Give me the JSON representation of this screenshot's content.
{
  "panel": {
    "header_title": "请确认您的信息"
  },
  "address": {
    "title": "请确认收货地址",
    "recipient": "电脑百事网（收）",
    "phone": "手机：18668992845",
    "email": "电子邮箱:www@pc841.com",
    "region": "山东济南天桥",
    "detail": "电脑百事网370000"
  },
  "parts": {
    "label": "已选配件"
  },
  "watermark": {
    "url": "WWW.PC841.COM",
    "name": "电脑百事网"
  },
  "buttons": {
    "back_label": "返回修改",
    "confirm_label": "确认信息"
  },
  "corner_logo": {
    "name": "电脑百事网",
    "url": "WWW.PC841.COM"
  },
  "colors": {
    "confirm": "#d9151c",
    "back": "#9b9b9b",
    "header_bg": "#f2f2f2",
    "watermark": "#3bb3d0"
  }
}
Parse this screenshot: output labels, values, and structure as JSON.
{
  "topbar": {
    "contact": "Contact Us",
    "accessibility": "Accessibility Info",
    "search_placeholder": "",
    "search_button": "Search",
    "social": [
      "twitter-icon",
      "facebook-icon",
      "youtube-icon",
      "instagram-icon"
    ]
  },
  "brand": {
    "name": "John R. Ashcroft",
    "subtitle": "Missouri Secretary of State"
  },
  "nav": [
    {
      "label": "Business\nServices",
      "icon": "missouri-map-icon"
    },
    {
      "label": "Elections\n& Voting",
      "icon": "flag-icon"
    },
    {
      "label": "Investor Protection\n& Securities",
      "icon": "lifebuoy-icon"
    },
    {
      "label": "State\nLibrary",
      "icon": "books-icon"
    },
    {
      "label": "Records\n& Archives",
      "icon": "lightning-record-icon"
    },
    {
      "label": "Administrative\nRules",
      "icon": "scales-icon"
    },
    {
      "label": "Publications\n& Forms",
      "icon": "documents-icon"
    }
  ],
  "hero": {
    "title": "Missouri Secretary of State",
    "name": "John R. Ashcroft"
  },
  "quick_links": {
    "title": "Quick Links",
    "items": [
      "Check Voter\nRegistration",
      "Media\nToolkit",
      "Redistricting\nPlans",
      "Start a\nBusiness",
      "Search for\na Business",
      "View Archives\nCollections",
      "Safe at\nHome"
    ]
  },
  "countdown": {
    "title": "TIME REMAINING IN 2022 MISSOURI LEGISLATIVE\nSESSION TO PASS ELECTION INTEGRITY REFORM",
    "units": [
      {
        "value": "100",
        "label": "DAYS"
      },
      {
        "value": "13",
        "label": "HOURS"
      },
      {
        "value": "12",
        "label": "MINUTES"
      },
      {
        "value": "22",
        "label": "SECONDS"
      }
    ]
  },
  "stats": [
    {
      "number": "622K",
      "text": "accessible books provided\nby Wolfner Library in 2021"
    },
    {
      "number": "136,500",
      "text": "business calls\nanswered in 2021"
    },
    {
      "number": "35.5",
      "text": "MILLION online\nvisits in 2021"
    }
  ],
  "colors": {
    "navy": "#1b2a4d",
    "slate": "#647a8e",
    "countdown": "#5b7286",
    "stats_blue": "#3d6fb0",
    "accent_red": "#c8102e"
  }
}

● **THE TASK**:
Find the string "JSON" in the listing and return every line that holds it.

● **RESULT OF THIS EXERCISE**:
Give me the JSON representation of this screenshot's content.
Parse this screenshot: output labels, values, and structure as JSON.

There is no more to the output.